• _Aim_
Every entry must be repeated exactly. Exclude all pictures.

(Figure contents as structured data)
** Begin **
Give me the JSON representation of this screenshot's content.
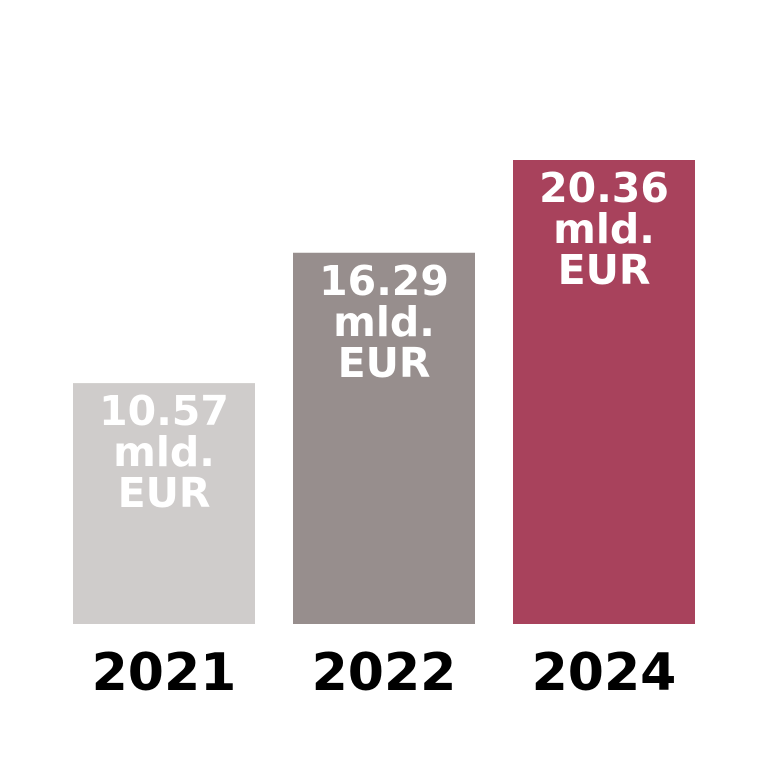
{
  "chart_data": {
    "type": "bar",
    "categories": [
      "2021",
      "2022",
      "2024"
    ],
    "values": [
      10.57,
      16.29,
      20.36
    ],
    "unit": "mld. EUR",
    "data_labels": [
      [
        "10.57",
        "mld.",
        "EUR"
      ],
      [
        "16.29",
        "mld.",
        "EUR"
      ],
      [
        "20.36",
        "mld.",
        "EUR"
      ]
    ],
    "colors": [
      "#cfcccb",
      "#978e8d",
      "#a8425c"
    ],
    "data_label_color": "#ffffff",
    "ylim": [
      0,
      21
    ],
    "grid": false,
    "legend": "none",
    "title": "",
    "xlabel": "",
    "ylabel": ""
  }
}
** End **
• _Answer to the exercise_
Give me the JSON representation of this screenshot's content.
{
  "chart_data": {
    "type": "bar",
    "categories": [
      "2021",
      "2022",
      "2024"
    ],
    "values": [
      10.57,
      16.29,
      20.36
    ],
    "unit": "mld. EUR",
    "data_labels": [
      [
        "10.57",
        "mld.",
        "EUR"
      ],
      [
        "16.29",
        "mld.",
        "EUR"
      ],
      [
        "20.36",
        "mld.",
        "EUR"
      ]
    ],
    "colors": [
      "#cfcccb",
      "#978e8d",
      "#a8425c"
    ],
    "data_label_color": "#ffffff",
    "ylim": [
      0,
      21
    ],
    "grid": false,
    "legend": "none",
    "title": "",
    "xlabel": "",
    "ylabel": ""
  }
}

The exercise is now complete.